EXERCISE: From the listing below, select every line where the word "image" appears.

PROVIDED INFORMATION:
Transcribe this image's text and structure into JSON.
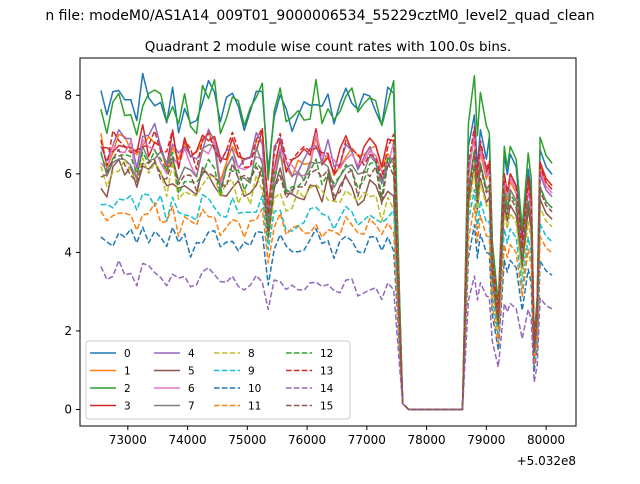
{
  "figure": {
    "suptitle": "n file: modeM0/AS1A14_009T01_9000006534_55229cztM0_level2_quad_clean",
    "offset_text": "+5.032e8"
  },
  "chart_data": {
    "type": "line",
    "title": "Quadrant 2 module wise count rates with 100.0s bins.",
    "xlabel": "",
    "ylabel": "",
    "x_offset": 503200000,
    "xlim": [
      72200,
      80500
    ],
    "ylim": [
      -0.42,
      8.95
    ],
    "x_ticks": [
      73000,
      74000,
      75000,
      76000,
      77000,
      78000,
      79000,
      80000
    ],
    "x_tick_labels": [
      "73000",
      "74000",
      "75000",
      "76000",
      "77000",
      "78000",
      "79000",
      "80000"
    ],
    "y_ticks": [
      0,
      2,
      4,
      6,
      8
    ],
    "y_tick_labels": [
      "0",
      "2",
      "4",
      "6",
      "8"
    ],
    "grid": false,
    "legend_position": "lower-left",
    "legend_columns": 4,
    "x_segments": [
      [
        72550,
        77450
      ],
      [
        77500,
        77700
      ],
      [
        78600,
        79100
      ],
      [
        79150,
        79500
      ],
      [
        79550,
        80100
      ]
    ],
    "series": [
      {
        "name": "0",
        "color": "#1f77b4",
        "dash": "solid",
        "levels": [
          7.8,
          7.6,
          6.8,
          7.5,
          6.8,
          6.5,
          6.0,
          6.3
        ]
      },
      {
        "name": "1",
        "color": "#ff7f0e",
        "dash": "solid",
        "levels": [
          6.6,
          6.3,
          6.0,
          6.9,
          6.0,
          5.8,
          5.6,
          5.9
        ]
      },
      {
        "name": "2",
        "color": "#2ca02c",
        "dash": "solid",
        "levels": [
          7.6,
          7.7,
          7.2,
          8.5,
          6.9,
          6.7,
          6.4,
          6.6
        ]
      },
      {
        "name": "3",
        "color": "#d62728",
        "dash": "solid",
        "levels": [
          6.6,
          6.4,
          6.0,
          7.1,
          6.1,
          6.0,
          5.8,
          6.0
        ]
      },
      {
        "name": "4",
        "color": "#9467bd",
        "dash": "solid",
        "levels": [
          6.8,
          6.2,
          6.0,
          7.0,
          6.0,
          5.9,
          5.5,
          5.7
        ]
      },
      {
        "name": "5",
        "color": "#8c564b",
        "dash": "solid",
        "levels": [
          5.8,
          5.5,
          5.3,
          6.2,
          5.3,
          5.2,
          5.0,
          5.1
        ]
      },
      {
        "name": "6",
        "color": "#e377c2",
        "dash": "solid",
        "levels": [
          6.4,
          6.3,
          6.0,
          7.0,
          6.0,
          5.9,
          5.6,
          5.8
        ]
      },
      {
        "name": "7",
        "color": "#7f7f7f",
        "dash": "solid",
        "levels": [
          6.2,
          6.0,
          5.7,
          6.6,
          5.6,
          5.6,
          5.2,
          5.4
        ]
      },
      {
        "name": "8",
        "color": "#bcbd22",
        "dash": "dashed",
        "levels": [
          6.0,
          5.2,
          5.0,
          6.1,
          5.1,
          5.0,
          4.7,
          4.9
        ]
      },
      {
        "name": "9",
        "color": "#17becf",
        "dash": "dashed",
        "levels": [
          5.2,
          4.8,
          4.7,
          5.6,
          4.7,
          4.6,
          4.3,
          4.5
        ]
      },
      {
        "name": "10",
        "color": "#1f77b4",
        "dash": "dashed",
        "levels": [
          4.3,
          4.1,
          3.9,
          4.7,
          3.9,
          3.8,
          3.5,
          3.6
        ]
      },
      {
        "name": "11",
        "color": "#ff7f0e",
        "dash": "dashed",
        "levels": [
          4.9,
          4.5,
          4.4,
          5.2,
          4.3,
          4.2,
          4.0,
          4.2
        ]
      },
      {
        "name": "12",
        "color": "#2ca02c",
        "dash": "dashed",
        "levels": [
          6.1,
          5.9,
          5.6,
          6.6,
          5.6,
          5.5,
          5.2,
          5.4
        ]
      },
      {
        "name": "13",
        "color": "#d62728",
        "dash": "dashed",
        "levels": [
          6.7,
          6.5,
          6.2,
          7.2,
          6.2,
          6.0,
          5.7,
          5.9
        ]
      },
      {
        "name": "14",
        "color": "#9467bd",
        "dash": "dashed",
        "levels": [
          3.5,
          3.0,
          2.8,
          3.4,
          2.8,
          2.7,
          2.5,
          2.7
        ]
      },
      {
        "name": "15",
        "color": "#8c564b",
        "dash": "dashed",
        "levels": [
          6.0,
          5.8,
          5.5,
          6.5,
          5.5,
          5.4,
          5.1,
          5.3
        ]
      }
    ]
  }
}
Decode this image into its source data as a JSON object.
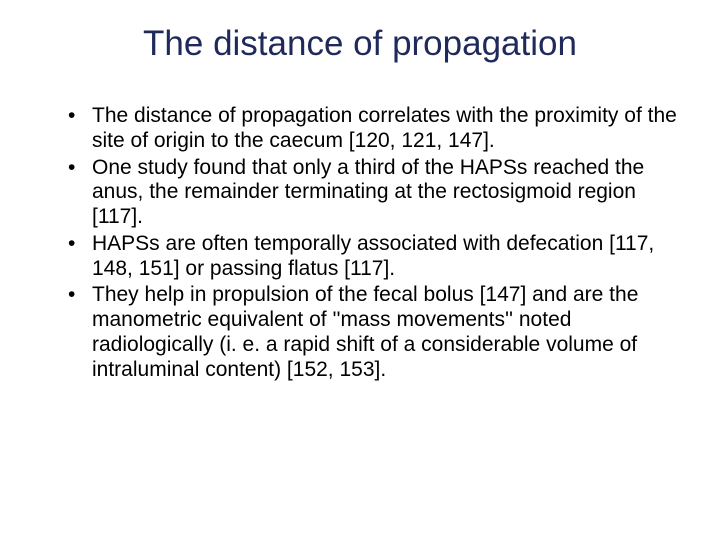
{
  "slide": {
    "title": "The distance of propagation",
    "title_color": "#1f2a5a",
    "title_fontsize": 35,
    "body_fontsize": 21,
    "body_color": "#000000",
    "background": "#ffffff",
    "bullets": [
      "The distance of propagation correlates with the proximity of the site of origin to the caecum [120, 121, 147].",
      "One study found that only a third of the HAPSs reached the anus, the remainder terminating at the rectosigmoid region [117].",
      "HAPSs are often temporally associated with defecation [117, 148, 151] or passing flatus [117].",
      "They help in propulsion of the fecal bolus [147] and are the manometric equivalent of ''mass movements'' noted radiologically (i. e. a rapid shift of a considerable volume of intraluminal content) [152, 153]."
    ]
  }
}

RESPONSE TO THIS EXERCISE:
Transcribe this image's text and structure into JSON.
Decode this image into its source data as a JSON object.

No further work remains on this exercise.